# [WHAT NEEDS TO BE DONE]
Locate each line containing the string "this" and copy it out.

# [TASK INPUTS]
● ● ●
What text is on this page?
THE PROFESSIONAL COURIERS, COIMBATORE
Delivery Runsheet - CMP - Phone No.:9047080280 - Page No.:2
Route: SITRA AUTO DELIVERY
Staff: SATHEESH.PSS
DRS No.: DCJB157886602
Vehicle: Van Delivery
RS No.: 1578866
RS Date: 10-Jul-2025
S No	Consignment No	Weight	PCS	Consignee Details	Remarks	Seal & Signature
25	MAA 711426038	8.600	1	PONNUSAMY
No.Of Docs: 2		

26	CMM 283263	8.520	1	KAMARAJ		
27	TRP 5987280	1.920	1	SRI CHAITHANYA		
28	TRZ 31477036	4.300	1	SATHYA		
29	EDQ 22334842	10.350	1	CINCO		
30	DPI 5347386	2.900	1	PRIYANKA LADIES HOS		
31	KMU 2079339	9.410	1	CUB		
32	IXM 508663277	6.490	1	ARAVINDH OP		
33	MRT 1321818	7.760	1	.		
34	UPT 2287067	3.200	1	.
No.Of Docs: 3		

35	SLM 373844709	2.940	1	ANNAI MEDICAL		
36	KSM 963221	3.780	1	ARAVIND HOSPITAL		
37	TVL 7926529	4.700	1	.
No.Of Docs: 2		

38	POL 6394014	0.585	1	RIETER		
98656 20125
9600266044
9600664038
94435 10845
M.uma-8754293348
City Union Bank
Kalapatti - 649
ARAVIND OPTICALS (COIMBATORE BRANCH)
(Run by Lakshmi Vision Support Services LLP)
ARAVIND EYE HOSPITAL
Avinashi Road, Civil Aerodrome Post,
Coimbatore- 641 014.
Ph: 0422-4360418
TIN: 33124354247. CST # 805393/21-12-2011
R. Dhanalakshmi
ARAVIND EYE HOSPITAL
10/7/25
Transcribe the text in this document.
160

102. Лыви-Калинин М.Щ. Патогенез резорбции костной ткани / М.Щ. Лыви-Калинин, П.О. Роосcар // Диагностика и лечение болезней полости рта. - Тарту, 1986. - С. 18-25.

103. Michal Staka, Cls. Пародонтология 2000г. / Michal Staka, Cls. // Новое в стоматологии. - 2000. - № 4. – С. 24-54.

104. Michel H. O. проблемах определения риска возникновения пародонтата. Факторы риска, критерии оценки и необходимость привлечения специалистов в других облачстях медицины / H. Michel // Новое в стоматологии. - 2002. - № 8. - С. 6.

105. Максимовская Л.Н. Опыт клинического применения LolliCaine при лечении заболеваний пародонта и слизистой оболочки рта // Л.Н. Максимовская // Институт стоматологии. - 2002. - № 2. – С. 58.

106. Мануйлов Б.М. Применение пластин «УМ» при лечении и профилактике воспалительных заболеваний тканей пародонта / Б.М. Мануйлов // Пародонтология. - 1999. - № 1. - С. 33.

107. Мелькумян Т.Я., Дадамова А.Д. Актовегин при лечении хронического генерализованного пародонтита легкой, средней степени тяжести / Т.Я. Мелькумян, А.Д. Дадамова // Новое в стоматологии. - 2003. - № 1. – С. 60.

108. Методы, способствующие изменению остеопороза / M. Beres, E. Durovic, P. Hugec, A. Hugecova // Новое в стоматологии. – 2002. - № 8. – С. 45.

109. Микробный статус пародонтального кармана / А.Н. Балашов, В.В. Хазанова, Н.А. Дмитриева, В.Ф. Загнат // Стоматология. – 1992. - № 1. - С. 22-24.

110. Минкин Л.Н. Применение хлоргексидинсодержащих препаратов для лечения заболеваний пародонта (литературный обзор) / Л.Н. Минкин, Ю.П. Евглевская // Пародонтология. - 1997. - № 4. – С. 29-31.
● ● ●
# [PROBLEM SOLUTION]
What text is on this page?
Transcribe the text in this document.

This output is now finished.